* **提示文章**
ちょっと昔で写真が残ってないのが残念ですが、印象としてはVE-33と同じくらい耐久性がありそうだと思いましたね。GEKKOTAなんて名前から一瞬で削れるかと思っていたのでうれしい誤算です。
今回はヌタヌタがなかったのが残念ですが、予想以上に硬いのでヌタヌタでも地面をしっかり刺してくれそうな印象でした。「ハード系で困ったら新品のVE-33s」でいいかなって感じ。VE無印よりは全体的に良い印象です。
ハードエンデューロでのインプレはこんな感じ。
正直に書くと期待したよりはトラクションは普通だし「こんなものか…確かにVE無印よりはいいけど値段で考えたら微妙だな…」と感じました。
クロスカントリーで使ってみた
クロスカントリーではどうかな?
2つのコースで合計5レース使ってみました。
1回目:WEX GAIA
ウッズや岩、沢、モトクロスコースがあるコースです。
2回目:WEX 爺が岳スキー場
スキー場のふかふか斜面、長いガレ上り下り、ウッズのコース。
僕は初級者なのでスピードは正直あまり出せない。そんな僕でも不安なく使うことはできるのか!?
ガレで効いた!
ハードエンデューロのガレた沢ではあんまりだった印象でしたが、GAIAのロックセクションでは驚異のグリップでした。
「え?これセクションなの?ただの通路じゃなくて?ww」
というほど。(なお調子に乗ったせいで進入角度を誤ってコース外まで吹っ飛んだのは内緒)
ロックでエンストしても重心を前に置きながらアクセルを優しく開ければ「グニー」っと進んでくれるのでロックセクションでのスタックはなにも怖くなかったです。隣で必死にアクセル開けても空転しているバイクを横目にぐにーっと進んでいるときばかりはIRCに感謝しました。ありがとうIRC!!
そして爺が岳スキー場でもガレ登りでエンストしても特にイゴることなくリスタートできるので感想は同じ。VE無印よりも明らかに岩に強い(確信)
クロスカントリーで必ずガレがあるかどうかはわかりませんがロックがあるなら33sはアリよりのアリですな。

* **提供資料**

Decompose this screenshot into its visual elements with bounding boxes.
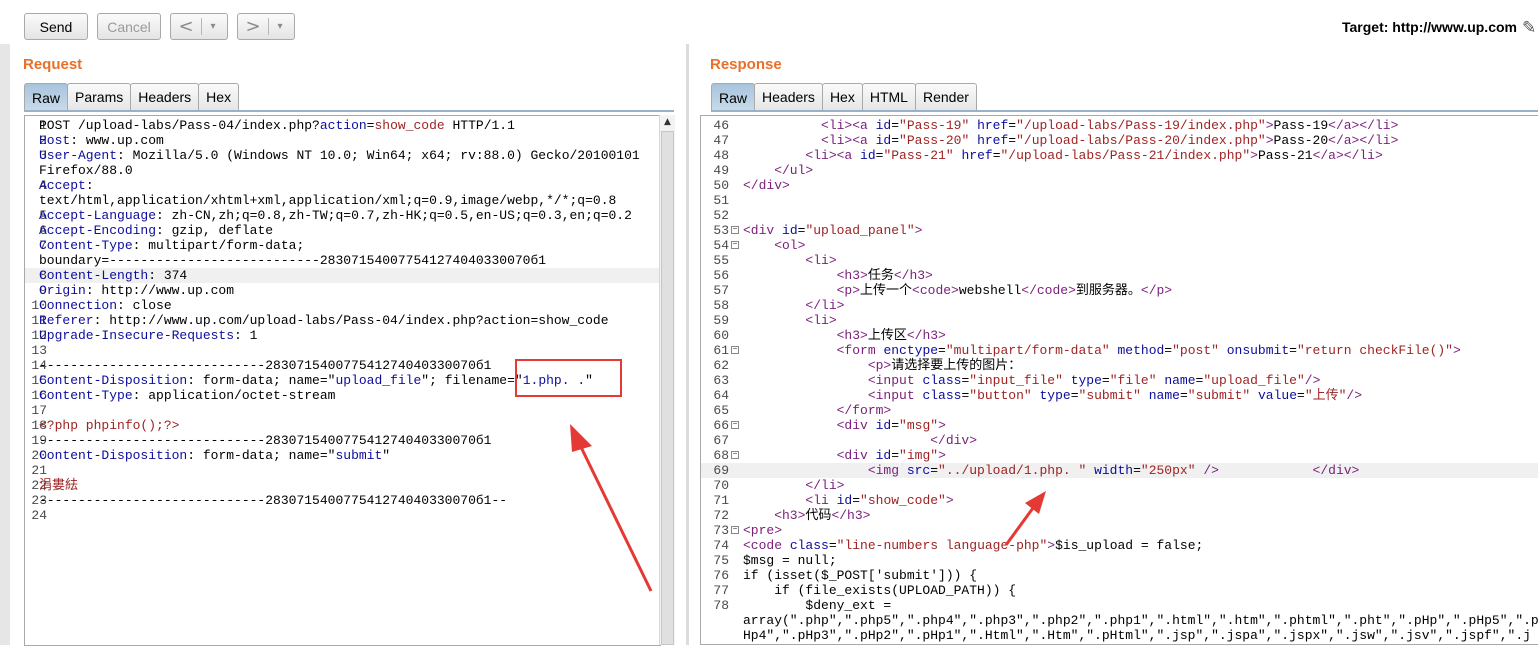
annotation-arrows	[570, 424, 1046, 592]
arrow-request	[570, 424, 653, 592]
arrow-response	[1004, 491, 1046, 546]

* **設定課題**
a – タイヤのインプレ記事のうち、「今回はヌタヌタがなかったのが」から「スキー場のふかふか斜面、長いガレ上り下り、ウッズのコース。」までを、両端を含めて一字一句違えずに書き写してください。
b – タイヤのインプレ記事において、筆者が2回目のレースで使用したコースはどこですか。
c – タイヤのインプレ記事を、最後の文の後から書き継いでください。
上記の資料は、タイヤのインプレ記事とは別個のものです。

* **解答**
a –
今回はヌタヌタがなかったのが残念ですが、予想以上に硬いのでヌタヌタでも地面をしっかり刺してくれそうな印象でした。「ハード系で困ったら新品のVE-33s」でいいかなって感じ。VE無印よりは全体的に良い印象です。
ハードエンデューロでのインプレはこんな感じ。
正直に書くと期待したよりはトラクションは普通だし「こんなものか…確かにVE無印よりはいいけど値段で考えたら微妙だな…」と感じました。
クロスカントリーで使ってみた
クロスカントリーではどうかな?
2つのコースで合計5レース使ってみました。
1回目:WEX GAIA
ウッズや岩、沢、モトクロスコースがあるコースです。
2回目:WEX 爺が岳スキー場
スキー場のふかふか斜面、長いガレ上り下り、ウッズのコース。

b – WEX 爺が岳スキー場です。

c –
僕レベルではスピードも気にならない
これは33sの謳い文句の一つである「ハイスピード系レースも行ける」は多分本当。
少なくとも僕レベルだと全く問題ない。より正確に書くと「33sよりも固いVE無印と比べても特に柔らかいと感じなかった」です。アクセルを開ければそれだけ進むし、ブレーキも同じ。
なのでロックやウッズが無いなら33sはモッタイナイ。VE無印でいいんじゃないかな?と感じました。
寿命、長い気がする…
GAIAはダブルエントリー、爺が岳はトリプルエントリーしたわけですが予想以上に「減りが少ない」と感じました。
印象としてはVE-33と同じか、それ以上。
4レース目くらいから角は丸くなってきますが、丸くなってもグリップが急激に落ちたようには感じないし山の高さはなかなか減らない。GEKKOTAという名前から柔らか目で減りやすいと思っていたので笑いが止まらなかったです。
このタイヤ、寿命長いかも!
・・・
ということで僕レベルのクロスカントリーなら特に恐怖心もなく走ることができました。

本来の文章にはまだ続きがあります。